▶ **Recorded data**:
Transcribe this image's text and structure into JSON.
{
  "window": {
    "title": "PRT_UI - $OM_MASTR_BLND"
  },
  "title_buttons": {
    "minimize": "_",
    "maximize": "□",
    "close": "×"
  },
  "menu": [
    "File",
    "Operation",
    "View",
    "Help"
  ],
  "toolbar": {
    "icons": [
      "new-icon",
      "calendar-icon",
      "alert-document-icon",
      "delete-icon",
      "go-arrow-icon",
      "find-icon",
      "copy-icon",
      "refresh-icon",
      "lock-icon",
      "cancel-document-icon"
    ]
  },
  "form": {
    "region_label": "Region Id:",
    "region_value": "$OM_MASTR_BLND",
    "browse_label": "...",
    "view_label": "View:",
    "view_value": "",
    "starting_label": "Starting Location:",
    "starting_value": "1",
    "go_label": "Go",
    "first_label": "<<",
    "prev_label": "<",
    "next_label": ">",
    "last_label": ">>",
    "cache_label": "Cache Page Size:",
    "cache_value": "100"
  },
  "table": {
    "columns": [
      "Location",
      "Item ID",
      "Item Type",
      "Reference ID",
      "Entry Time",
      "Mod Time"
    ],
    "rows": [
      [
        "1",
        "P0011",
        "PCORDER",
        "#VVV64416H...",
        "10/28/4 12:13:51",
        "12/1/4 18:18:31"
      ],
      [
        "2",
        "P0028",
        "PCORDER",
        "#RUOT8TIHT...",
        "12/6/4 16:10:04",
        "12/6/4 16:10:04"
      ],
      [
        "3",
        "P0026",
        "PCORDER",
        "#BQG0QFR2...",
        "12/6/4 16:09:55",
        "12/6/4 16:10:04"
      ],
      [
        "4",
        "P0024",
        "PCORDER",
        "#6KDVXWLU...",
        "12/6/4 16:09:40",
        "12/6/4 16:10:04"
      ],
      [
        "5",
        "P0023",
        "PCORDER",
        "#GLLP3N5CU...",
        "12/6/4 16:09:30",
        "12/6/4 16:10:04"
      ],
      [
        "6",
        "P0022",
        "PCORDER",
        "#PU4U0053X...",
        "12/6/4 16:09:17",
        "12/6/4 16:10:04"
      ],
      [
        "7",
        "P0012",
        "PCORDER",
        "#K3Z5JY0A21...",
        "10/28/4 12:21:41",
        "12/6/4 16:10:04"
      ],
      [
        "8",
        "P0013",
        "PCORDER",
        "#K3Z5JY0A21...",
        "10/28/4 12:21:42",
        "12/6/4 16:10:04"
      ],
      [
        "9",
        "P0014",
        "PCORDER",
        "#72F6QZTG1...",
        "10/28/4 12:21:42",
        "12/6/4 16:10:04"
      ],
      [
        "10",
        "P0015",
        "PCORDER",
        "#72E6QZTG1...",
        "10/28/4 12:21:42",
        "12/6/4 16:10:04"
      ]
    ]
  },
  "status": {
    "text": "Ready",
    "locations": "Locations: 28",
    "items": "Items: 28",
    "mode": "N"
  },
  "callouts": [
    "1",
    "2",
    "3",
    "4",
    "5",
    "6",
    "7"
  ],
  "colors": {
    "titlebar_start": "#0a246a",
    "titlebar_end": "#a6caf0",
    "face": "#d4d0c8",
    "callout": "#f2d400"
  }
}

▶ **Problem to work on**: Copy out the full listing exactly.

▶ **Exercise result**:
Transcribe this image's text and structure into JSON.
{
  "window": {
    "title": "PRT_UI - $OM_MASTR_BLND"
  },
  "title_buttons": {
    "minimize": "_",
    "maximize": "□",
    "close": "×"
  },
  "menu": [
    "File",
    "Operation",
    "View",
    "Help"
  ],
  "toolbar": {
    "icons": [
      "new-icon",
      "calendar-icon",
      "alert-document-icon",
      "delete-icon",
      "go-arrow-icon",
      "find-icon",
      "copy-icon",
      "refresh-icon",
      "lock-icon",
      "cancel-document-icon"
    ]
  },
  "form": {
    "region_label": "Region Id:",
    "region_value": "$OM_MASTR_BLND",
    "browse_label": "...",
    "view_label": "View:",
    "view_value": "",
    "starting_label": "Starting Location:",
    "starting_value": "1",
    "go_label": "Go",
    "first_label": "<<",
    "prev_label": "<",
    "next_label": ">",
    "last_label": ">>",
    "cache_label": "Cache Page Size:",
    "cache_value": "100"
  },
  "table": {
    "columns": [
      "Location",
      "Item ID",
      "Item Type",
      "Reference ID",
      "Entry Time",
      "Mod Time"
    ],
    "rows": [
      [
        "1",
        "P0011",
        "PCORDER",
        "#VVV64416H...",
        "10/28/4 12:13:51",
        "12/1/4 18:18:31"
      ],
      [
        "2",
        "P0028",
        "PCORDER",
        "#RUOT8TIHT...",
        "12/6/4 16:10:04",
        "12/6/4 16:10:04"
      ],
      [
        "3",
        "P0026",
        "PCORDER",
        "#BQG0QFR2...",
        "12/6/4 16:09:55",
        "12/6/4 16:10:04"
      ],
      [
        "4",
        "P0024",
        "PCORDER",
        "#6KDVXWLU...",
        "12/6/4 16:09:40",
        "12/6/4 16:10:04"
      ],
      [
        "5",
        "P0023",
        "PCORDER",
        "#GLLP3N5CU...",
        "12/6/4 16:09:30",
        "12/6/4 16:10:04"
      ],
      [
        "6",
        "P0022",
        "PCORDER",
        "#PU4U0053X...",
        "12/6/4 16:09:17",
        "12/6/4 16:10:04"
      ],
      [
        "7",
        "P0012",
        "PCORDER",
        "#K3Z5JY0A21...",
        "10/28/4 12:21:41",
        "12/6/4 16:10:04"
      ],
      [
        "8",
        "P0013",
        "PCORDER",
        "#K3Z5JY0A21...",
        "10/28/4 12:21:42",
        "12/6/4 16:10:04"
      ],
      [
        "9",
        "P0014",
        "PCORDER",
        "#72F6QZTG1...",
        "10/28/4 12:21:42",
        "12/6/4 16:10:04"
      ],
      [
        "10",
        "P0015",
        "PCORDER",
        "#72E6QZTG1...",
        "10/28/4 12:21:42",
        "12/6/4 16:10:04"
      ]
    ]
  },
  "status": {
    "text": "Ready",
    "locations": "Locations: 28",
    "items": "Items: 28",
    "mode": "N"
  },
  "callouts": [
    "1",
    "2",
    "3",
    "4",
    "5",
    "6",
    "7"
  ],
  "colors": {
    "titlebar_start": "#0a246a",
    "titlebar_end": "#a6caf0",
    "face": "#d4d0c8",
    "callout": "#f2d400"
  }
}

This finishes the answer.